— Begin —

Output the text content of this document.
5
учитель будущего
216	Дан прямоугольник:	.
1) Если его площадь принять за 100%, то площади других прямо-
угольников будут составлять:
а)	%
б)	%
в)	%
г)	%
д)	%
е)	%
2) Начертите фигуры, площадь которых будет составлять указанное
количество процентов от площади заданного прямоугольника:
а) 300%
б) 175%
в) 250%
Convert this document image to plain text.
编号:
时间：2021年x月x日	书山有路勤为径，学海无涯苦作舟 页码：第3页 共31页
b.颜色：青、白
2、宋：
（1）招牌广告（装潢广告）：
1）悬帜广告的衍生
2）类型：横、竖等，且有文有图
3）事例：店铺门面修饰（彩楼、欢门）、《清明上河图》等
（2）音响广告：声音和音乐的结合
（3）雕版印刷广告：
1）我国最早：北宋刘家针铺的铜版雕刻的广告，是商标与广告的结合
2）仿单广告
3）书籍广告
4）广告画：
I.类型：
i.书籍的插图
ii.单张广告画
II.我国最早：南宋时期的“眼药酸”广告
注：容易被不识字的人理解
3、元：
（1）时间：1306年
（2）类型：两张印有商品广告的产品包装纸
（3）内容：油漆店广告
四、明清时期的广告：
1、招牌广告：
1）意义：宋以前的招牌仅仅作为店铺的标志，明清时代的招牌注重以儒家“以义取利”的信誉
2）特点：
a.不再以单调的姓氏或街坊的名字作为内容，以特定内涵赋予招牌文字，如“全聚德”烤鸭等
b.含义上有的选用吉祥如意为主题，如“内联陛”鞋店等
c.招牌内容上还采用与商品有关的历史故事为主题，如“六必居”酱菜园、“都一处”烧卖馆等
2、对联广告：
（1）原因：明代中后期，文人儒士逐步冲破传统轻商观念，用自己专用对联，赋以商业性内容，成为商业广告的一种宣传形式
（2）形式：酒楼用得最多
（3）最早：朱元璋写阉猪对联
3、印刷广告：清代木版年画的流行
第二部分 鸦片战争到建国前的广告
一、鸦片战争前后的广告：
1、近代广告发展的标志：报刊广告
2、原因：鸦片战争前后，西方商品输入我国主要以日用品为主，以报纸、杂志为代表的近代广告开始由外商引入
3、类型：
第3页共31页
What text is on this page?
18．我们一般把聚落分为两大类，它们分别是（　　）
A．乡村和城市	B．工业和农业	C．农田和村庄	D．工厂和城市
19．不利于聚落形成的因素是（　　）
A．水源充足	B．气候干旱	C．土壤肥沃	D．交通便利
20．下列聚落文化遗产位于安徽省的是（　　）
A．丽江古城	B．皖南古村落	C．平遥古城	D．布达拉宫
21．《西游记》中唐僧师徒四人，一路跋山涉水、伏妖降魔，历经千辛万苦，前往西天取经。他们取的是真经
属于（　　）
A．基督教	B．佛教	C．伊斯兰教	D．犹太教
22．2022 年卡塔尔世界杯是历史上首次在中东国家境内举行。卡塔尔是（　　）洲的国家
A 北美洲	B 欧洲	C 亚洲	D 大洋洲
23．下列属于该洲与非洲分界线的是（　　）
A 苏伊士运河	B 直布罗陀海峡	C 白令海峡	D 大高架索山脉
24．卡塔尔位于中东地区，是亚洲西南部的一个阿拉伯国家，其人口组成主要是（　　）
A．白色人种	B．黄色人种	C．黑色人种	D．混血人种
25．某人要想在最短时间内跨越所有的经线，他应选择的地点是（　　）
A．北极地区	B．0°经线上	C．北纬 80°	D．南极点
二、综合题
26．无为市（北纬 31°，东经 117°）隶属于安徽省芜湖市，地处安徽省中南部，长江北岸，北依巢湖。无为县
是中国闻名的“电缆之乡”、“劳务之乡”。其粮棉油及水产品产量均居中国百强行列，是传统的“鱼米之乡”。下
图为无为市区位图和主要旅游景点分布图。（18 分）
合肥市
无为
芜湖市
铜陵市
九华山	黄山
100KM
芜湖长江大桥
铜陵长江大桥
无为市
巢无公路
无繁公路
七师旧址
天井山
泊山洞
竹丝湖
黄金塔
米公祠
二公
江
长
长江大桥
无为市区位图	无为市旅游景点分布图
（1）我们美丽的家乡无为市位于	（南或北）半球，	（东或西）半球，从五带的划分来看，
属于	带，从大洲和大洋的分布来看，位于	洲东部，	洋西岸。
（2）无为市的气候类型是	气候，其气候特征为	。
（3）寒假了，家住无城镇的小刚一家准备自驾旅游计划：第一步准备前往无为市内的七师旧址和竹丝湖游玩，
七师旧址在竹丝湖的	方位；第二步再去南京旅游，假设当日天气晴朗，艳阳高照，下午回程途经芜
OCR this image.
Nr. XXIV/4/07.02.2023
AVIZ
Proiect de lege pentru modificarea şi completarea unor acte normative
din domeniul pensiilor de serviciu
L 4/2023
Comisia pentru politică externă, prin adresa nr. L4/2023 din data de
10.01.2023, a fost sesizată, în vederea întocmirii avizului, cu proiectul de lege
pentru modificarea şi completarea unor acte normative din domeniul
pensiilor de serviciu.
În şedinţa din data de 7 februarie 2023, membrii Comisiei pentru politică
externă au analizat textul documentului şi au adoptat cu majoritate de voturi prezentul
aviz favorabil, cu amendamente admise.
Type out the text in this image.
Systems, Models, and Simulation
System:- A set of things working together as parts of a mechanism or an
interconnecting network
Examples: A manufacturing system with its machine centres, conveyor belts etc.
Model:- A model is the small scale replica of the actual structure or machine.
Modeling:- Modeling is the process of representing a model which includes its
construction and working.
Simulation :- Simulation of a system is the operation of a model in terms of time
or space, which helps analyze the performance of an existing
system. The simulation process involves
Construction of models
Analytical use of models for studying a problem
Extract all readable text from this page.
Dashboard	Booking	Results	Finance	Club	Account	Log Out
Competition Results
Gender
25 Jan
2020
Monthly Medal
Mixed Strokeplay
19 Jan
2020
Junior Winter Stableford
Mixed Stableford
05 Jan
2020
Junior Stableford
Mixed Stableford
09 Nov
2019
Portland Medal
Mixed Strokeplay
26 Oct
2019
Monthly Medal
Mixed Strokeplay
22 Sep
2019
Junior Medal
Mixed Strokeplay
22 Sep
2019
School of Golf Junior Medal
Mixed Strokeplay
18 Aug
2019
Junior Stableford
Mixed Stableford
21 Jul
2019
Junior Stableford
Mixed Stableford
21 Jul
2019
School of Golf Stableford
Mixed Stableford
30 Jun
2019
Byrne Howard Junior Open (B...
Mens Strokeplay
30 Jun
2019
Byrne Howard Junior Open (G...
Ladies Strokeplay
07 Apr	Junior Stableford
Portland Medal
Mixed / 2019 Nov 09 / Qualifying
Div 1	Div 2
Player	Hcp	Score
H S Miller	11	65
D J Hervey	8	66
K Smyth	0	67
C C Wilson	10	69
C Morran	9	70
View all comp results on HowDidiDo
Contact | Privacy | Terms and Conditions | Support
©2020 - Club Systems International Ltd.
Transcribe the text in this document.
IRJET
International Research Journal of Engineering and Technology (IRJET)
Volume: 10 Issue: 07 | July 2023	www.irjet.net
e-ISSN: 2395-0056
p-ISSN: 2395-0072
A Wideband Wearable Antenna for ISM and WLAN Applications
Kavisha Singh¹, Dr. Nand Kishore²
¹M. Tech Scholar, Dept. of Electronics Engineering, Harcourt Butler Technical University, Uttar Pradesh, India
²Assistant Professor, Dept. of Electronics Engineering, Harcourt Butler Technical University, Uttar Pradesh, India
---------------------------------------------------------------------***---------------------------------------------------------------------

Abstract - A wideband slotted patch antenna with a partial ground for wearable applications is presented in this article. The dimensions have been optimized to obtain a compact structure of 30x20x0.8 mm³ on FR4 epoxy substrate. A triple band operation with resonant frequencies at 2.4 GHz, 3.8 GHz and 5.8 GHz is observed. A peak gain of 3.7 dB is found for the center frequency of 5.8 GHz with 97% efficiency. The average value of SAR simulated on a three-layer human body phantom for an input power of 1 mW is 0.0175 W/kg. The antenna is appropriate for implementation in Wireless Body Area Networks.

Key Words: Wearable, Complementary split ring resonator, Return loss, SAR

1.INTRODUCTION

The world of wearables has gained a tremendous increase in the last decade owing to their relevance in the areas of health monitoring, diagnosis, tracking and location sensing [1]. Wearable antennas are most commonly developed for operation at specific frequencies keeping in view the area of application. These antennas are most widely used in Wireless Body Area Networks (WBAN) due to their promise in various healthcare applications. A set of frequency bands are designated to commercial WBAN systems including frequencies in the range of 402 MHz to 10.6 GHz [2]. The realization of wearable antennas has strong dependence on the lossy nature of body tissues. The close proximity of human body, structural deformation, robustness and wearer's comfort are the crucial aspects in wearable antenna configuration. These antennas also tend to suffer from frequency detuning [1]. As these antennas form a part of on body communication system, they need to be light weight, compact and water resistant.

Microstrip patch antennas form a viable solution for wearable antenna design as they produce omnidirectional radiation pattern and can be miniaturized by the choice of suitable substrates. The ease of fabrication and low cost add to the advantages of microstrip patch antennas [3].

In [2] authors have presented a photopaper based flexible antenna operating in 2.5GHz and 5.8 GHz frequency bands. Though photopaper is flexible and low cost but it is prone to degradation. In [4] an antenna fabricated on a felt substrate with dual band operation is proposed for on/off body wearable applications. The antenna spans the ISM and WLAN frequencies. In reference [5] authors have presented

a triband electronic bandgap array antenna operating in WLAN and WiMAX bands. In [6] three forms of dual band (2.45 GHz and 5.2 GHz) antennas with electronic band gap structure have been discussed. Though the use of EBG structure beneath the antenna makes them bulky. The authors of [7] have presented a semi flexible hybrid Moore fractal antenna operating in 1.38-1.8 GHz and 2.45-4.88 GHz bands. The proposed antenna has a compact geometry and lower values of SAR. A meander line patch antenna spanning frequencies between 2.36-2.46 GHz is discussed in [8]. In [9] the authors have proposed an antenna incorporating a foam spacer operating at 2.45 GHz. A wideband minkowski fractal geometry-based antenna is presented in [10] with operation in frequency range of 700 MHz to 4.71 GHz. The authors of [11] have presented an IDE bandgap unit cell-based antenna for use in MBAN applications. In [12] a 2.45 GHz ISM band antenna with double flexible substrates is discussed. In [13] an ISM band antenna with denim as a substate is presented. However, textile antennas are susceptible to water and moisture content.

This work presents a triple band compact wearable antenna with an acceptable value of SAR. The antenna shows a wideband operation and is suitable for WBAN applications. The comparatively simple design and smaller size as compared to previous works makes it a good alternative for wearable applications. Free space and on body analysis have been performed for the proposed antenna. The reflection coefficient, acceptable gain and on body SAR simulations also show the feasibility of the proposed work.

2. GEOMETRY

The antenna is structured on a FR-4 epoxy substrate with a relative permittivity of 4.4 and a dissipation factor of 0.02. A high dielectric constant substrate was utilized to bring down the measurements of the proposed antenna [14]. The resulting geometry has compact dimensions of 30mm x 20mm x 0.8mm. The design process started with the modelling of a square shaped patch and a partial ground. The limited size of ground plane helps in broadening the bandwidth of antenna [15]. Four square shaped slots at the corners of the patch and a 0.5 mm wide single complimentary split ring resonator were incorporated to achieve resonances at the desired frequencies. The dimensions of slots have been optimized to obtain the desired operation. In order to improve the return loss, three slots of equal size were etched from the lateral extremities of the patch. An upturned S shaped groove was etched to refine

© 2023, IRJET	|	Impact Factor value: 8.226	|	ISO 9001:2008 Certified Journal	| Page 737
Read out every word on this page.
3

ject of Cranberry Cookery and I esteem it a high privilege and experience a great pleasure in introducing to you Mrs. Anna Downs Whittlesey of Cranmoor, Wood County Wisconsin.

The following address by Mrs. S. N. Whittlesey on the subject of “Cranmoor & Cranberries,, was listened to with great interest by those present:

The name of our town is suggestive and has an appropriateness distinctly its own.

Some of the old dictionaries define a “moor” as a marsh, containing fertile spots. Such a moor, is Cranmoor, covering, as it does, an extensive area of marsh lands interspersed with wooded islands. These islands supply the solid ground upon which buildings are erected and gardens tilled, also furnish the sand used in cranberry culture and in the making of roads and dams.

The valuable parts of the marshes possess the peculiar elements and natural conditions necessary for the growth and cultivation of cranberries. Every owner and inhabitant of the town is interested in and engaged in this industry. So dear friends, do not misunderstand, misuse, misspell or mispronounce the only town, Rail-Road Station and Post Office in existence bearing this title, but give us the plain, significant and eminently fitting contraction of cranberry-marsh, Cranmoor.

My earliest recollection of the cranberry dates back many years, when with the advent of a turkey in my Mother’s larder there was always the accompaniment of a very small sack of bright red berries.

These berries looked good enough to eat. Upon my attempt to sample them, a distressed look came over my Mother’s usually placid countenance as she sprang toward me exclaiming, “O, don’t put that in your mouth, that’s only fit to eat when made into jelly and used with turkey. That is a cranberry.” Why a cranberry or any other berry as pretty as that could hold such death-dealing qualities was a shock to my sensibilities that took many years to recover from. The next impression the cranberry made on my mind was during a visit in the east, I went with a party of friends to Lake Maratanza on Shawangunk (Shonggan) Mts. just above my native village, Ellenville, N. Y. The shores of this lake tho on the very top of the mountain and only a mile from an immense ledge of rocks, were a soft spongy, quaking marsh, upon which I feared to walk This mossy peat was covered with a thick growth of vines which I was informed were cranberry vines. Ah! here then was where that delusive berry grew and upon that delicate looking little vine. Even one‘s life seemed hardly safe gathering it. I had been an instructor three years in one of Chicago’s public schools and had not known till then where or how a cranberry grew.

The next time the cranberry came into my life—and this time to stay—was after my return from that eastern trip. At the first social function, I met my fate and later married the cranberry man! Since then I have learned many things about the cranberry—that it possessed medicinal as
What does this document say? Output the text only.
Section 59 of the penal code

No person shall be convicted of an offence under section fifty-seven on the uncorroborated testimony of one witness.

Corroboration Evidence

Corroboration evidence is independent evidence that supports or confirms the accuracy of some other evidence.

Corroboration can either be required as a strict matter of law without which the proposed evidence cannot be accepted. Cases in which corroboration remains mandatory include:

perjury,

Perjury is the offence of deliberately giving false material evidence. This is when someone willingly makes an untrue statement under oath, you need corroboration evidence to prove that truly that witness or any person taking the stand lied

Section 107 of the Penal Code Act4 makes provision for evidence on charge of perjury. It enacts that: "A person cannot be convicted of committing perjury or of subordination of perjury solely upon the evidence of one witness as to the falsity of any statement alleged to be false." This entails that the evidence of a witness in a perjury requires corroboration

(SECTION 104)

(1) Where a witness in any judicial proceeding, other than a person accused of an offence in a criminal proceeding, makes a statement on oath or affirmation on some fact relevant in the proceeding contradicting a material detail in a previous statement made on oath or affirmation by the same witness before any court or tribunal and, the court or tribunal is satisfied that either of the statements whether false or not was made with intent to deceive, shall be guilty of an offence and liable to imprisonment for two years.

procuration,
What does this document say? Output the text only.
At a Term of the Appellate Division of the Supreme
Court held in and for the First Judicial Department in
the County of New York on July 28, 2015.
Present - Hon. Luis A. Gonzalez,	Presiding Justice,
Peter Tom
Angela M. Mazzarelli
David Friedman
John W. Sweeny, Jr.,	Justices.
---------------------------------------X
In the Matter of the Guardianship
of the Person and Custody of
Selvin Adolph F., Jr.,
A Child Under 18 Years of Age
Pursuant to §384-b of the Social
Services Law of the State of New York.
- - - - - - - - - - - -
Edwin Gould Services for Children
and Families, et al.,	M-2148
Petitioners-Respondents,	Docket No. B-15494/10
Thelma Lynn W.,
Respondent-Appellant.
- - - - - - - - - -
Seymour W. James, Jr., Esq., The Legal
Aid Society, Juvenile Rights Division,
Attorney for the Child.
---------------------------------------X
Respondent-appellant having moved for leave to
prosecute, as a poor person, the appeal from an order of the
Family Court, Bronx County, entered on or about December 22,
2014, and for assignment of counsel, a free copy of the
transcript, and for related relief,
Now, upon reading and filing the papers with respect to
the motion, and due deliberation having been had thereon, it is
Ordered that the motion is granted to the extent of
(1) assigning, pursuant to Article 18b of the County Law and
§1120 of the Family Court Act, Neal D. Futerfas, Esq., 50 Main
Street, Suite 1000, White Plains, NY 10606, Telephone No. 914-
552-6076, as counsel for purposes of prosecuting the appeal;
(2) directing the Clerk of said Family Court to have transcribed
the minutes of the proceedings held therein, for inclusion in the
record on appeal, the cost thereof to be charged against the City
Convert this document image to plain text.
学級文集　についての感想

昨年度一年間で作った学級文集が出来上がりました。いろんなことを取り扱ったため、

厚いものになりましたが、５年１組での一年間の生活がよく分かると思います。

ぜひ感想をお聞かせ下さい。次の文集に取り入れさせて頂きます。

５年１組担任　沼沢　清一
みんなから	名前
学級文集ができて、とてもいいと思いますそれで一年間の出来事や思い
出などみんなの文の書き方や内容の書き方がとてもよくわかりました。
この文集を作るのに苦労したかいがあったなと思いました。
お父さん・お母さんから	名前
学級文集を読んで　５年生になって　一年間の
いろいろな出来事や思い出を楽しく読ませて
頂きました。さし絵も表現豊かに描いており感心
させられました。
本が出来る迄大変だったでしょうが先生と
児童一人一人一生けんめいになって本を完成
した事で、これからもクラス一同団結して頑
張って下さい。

— End —

Job: From the data above, copy each line where the string "serviciu" appears.

Solved problem:
din domeniul pensiilor de serviciu
pensiilor de serviciu.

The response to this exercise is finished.